__WHAT TO WORK ON__. Draw out every line with the word "检测项目" from the listing below.

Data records
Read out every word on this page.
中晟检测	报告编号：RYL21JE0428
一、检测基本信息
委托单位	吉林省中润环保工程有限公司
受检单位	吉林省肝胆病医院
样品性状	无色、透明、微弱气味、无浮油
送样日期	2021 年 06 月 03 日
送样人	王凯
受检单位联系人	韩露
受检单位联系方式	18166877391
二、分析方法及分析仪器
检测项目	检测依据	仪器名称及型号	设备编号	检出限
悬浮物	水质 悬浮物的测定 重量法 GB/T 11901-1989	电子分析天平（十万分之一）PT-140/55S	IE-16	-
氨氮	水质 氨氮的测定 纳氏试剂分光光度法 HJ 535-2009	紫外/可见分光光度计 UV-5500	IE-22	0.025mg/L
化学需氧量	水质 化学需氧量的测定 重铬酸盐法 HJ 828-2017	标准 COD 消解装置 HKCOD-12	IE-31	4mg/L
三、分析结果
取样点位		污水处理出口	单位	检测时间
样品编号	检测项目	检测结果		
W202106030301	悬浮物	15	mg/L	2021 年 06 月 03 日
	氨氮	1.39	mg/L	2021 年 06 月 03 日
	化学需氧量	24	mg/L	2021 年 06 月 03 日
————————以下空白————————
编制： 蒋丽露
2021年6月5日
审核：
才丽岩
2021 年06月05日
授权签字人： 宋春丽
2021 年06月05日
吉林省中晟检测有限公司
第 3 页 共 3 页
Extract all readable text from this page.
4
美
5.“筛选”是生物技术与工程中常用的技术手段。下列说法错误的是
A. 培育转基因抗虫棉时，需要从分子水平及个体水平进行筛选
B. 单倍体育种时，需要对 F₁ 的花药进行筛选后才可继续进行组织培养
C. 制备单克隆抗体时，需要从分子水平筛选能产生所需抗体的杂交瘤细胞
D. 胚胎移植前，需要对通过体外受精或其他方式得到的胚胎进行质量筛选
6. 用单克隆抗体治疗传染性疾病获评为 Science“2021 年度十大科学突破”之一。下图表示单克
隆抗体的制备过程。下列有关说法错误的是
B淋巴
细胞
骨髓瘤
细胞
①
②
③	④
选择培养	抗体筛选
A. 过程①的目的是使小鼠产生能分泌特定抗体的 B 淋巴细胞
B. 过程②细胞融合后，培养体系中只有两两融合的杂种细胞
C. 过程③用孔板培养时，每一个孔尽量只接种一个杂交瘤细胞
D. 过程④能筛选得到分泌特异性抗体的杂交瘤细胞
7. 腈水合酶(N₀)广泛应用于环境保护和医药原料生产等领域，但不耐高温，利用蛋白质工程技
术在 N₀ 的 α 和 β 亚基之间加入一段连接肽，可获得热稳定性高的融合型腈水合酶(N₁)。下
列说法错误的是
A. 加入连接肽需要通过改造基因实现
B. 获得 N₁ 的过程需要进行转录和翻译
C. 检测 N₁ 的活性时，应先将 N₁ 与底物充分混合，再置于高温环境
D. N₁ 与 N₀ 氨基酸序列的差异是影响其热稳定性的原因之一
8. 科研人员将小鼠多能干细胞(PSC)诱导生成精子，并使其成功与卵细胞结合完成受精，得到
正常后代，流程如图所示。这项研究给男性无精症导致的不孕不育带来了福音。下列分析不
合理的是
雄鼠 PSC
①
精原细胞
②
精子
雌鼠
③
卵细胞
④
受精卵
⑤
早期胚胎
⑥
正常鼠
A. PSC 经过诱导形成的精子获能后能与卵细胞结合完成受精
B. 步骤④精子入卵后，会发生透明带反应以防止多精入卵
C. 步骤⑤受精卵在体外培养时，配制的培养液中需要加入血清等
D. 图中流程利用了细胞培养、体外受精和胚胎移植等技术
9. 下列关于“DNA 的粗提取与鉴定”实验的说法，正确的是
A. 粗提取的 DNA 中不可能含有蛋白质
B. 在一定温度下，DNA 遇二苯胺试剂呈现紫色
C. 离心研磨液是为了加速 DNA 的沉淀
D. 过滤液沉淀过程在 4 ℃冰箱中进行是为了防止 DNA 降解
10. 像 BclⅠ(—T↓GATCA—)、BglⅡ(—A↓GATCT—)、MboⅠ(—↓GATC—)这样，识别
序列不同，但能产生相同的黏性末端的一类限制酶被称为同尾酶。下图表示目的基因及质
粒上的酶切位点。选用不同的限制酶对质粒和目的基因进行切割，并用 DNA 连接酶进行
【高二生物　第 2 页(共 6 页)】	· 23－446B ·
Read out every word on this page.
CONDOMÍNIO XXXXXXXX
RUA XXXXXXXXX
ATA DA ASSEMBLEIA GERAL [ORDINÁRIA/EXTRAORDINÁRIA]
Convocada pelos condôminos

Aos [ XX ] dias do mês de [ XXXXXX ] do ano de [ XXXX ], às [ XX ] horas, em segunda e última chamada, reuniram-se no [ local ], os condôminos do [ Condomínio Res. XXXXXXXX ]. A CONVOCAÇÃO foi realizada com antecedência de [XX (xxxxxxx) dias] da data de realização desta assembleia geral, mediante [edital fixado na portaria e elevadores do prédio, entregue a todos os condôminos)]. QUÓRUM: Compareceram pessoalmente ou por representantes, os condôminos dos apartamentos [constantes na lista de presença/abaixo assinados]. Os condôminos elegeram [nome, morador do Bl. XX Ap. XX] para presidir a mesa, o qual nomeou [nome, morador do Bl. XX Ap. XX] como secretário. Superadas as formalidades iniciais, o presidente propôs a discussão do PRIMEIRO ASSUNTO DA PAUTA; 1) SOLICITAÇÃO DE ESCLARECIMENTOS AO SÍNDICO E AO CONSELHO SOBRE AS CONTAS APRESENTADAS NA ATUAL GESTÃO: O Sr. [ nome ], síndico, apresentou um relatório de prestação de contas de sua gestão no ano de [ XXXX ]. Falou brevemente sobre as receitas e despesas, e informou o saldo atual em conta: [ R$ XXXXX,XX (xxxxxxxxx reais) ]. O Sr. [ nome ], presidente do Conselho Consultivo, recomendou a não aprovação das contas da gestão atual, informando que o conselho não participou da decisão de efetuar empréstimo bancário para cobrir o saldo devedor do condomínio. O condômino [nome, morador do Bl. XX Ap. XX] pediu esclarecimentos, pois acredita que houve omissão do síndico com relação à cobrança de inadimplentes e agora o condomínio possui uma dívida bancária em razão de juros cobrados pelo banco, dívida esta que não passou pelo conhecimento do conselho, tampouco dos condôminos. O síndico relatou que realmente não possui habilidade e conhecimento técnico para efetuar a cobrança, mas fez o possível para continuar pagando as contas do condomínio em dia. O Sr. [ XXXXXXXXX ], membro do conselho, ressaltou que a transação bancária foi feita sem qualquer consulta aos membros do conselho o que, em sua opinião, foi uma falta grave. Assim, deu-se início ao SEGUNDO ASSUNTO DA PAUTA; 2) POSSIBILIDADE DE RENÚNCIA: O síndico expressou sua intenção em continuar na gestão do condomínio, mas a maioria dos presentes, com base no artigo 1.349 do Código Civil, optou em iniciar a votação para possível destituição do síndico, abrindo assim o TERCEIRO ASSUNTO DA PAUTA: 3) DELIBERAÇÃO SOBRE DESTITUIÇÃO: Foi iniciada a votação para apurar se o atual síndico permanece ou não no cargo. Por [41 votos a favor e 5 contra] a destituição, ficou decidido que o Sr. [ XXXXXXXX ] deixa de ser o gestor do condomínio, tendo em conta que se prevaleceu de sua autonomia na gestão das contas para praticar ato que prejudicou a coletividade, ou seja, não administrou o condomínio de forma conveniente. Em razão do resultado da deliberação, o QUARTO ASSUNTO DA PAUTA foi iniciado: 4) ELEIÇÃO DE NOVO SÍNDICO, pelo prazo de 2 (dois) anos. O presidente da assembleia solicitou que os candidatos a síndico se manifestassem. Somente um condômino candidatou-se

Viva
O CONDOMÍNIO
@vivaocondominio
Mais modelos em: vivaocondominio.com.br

__SOLUTION TO THIS EXERCISE__.
检测项目	检测依据	仪器名称及型号	设备编号	检出限
样品编号	检测项目	检测结果		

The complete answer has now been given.